EXERCISE GOAL: Extract, from the listing that follows, each line containing the word "morte".

══ TASK DATA ══

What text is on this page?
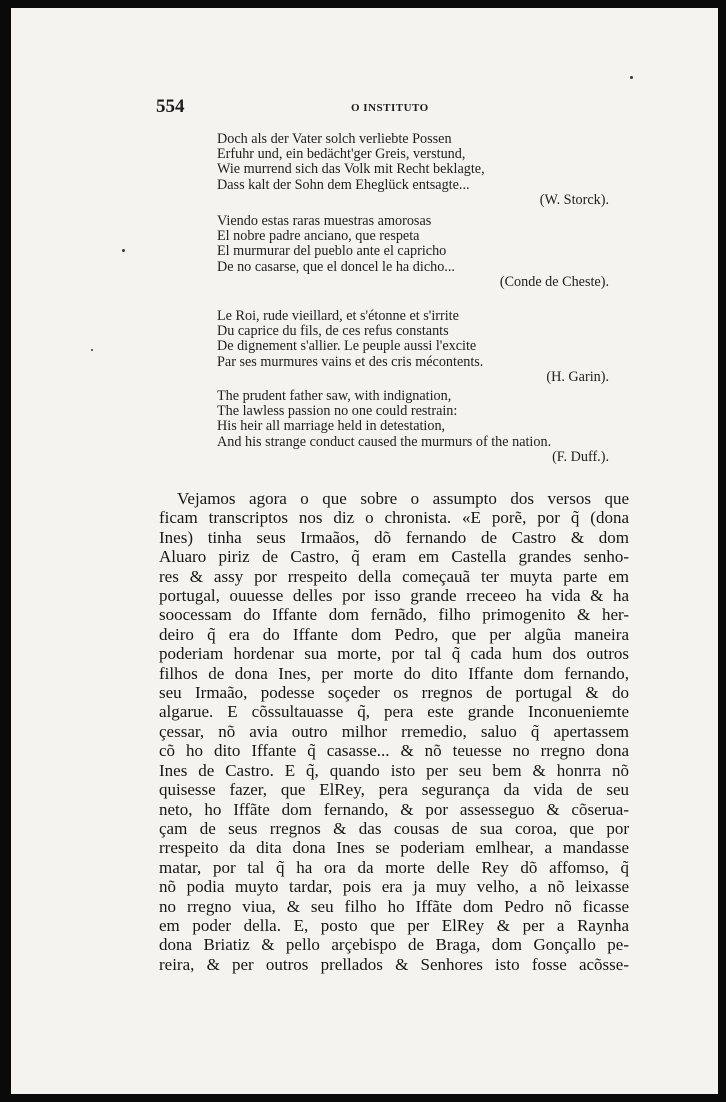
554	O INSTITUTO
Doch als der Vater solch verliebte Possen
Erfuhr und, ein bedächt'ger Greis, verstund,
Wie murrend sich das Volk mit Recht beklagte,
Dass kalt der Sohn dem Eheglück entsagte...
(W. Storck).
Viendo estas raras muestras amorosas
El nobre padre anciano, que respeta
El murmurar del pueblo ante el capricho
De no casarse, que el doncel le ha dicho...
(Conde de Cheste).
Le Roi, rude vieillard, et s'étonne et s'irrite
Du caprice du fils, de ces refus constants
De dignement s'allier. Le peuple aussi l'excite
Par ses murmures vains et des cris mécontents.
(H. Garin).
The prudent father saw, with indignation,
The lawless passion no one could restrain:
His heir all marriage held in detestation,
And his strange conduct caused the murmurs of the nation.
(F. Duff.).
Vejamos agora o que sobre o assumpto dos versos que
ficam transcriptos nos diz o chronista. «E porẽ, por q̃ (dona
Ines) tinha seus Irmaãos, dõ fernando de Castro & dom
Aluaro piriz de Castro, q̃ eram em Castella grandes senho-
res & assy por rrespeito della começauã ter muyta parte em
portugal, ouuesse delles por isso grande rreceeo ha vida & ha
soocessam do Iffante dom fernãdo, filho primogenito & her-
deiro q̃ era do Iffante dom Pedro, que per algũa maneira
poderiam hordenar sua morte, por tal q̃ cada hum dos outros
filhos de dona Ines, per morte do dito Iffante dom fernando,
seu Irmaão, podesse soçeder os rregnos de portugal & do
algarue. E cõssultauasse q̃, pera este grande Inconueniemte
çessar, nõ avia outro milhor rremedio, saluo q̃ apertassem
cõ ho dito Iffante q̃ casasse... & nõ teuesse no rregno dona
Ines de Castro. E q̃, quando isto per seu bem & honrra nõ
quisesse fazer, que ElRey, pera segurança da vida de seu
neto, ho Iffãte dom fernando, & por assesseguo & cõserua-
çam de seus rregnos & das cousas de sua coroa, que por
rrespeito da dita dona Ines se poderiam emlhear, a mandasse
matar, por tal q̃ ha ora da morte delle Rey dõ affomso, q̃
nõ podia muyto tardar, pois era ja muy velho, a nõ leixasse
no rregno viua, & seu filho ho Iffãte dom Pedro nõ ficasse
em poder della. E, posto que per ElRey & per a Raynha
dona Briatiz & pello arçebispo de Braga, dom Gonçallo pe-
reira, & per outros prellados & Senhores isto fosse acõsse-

═══

TASK ANSWER:
poderiam hordenar sua morte, por tal q̃ cada hum dos outros
filhos de dona Ines, per morte do dito Iffante dom fernando,
matar, por tal q̃ ha ora da morte delle Rey dõ affomso, q̃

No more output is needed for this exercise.